* [EXERCISE REQUIREMENTS]:
Pick out the lines below that include the string "this".

[Records from a collection of figures]
════════
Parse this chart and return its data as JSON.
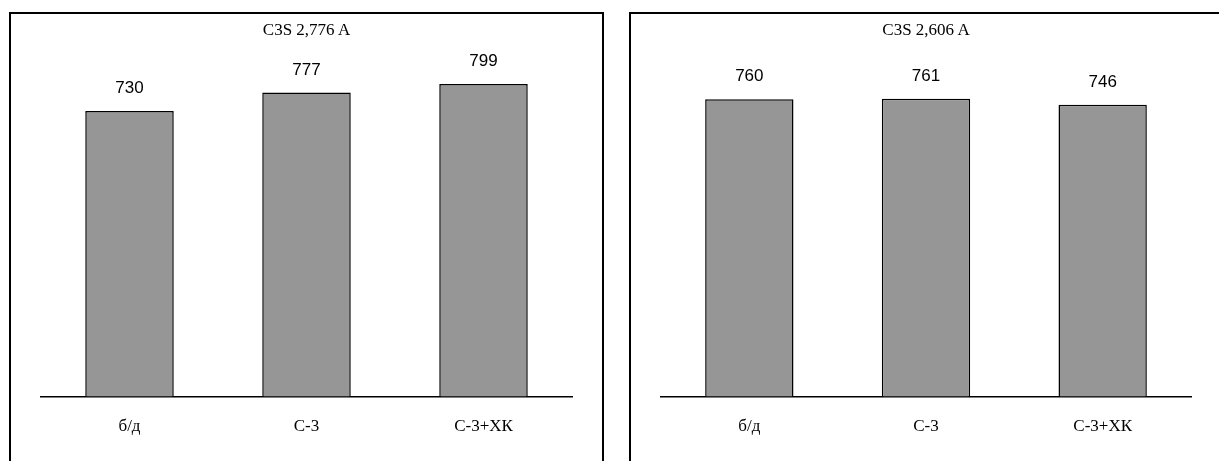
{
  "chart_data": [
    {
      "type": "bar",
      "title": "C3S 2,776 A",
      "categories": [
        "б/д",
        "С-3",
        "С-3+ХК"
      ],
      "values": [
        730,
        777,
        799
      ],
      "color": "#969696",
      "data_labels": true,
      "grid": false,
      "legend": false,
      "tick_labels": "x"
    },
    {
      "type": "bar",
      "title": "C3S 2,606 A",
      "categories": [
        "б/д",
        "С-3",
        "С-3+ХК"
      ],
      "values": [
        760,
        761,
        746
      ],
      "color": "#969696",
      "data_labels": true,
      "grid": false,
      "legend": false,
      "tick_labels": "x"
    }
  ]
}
════════
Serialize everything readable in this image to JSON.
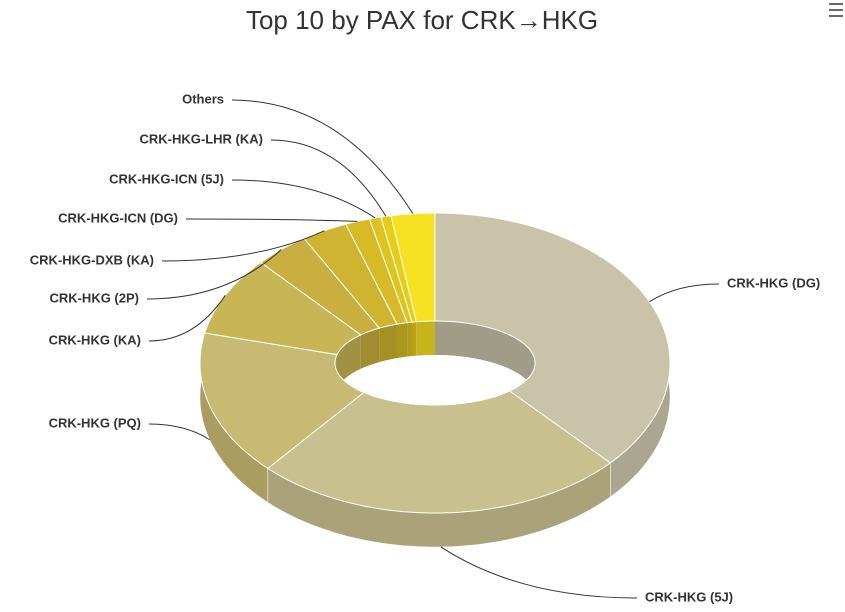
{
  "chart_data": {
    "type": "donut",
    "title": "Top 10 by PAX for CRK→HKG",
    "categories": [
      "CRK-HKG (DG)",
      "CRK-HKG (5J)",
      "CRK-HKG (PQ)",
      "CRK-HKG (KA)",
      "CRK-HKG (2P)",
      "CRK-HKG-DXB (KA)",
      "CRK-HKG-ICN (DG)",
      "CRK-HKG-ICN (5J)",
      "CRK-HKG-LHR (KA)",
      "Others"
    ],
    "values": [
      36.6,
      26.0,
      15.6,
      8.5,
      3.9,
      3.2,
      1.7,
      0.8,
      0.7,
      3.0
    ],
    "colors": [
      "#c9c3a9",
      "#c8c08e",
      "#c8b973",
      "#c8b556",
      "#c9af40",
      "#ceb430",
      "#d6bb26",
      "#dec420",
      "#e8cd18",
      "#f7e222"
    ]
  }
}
════════
* [THE ANSWER]:
Parse this chart and return its data as JSON.
Serialize everything readable in this image to JSON.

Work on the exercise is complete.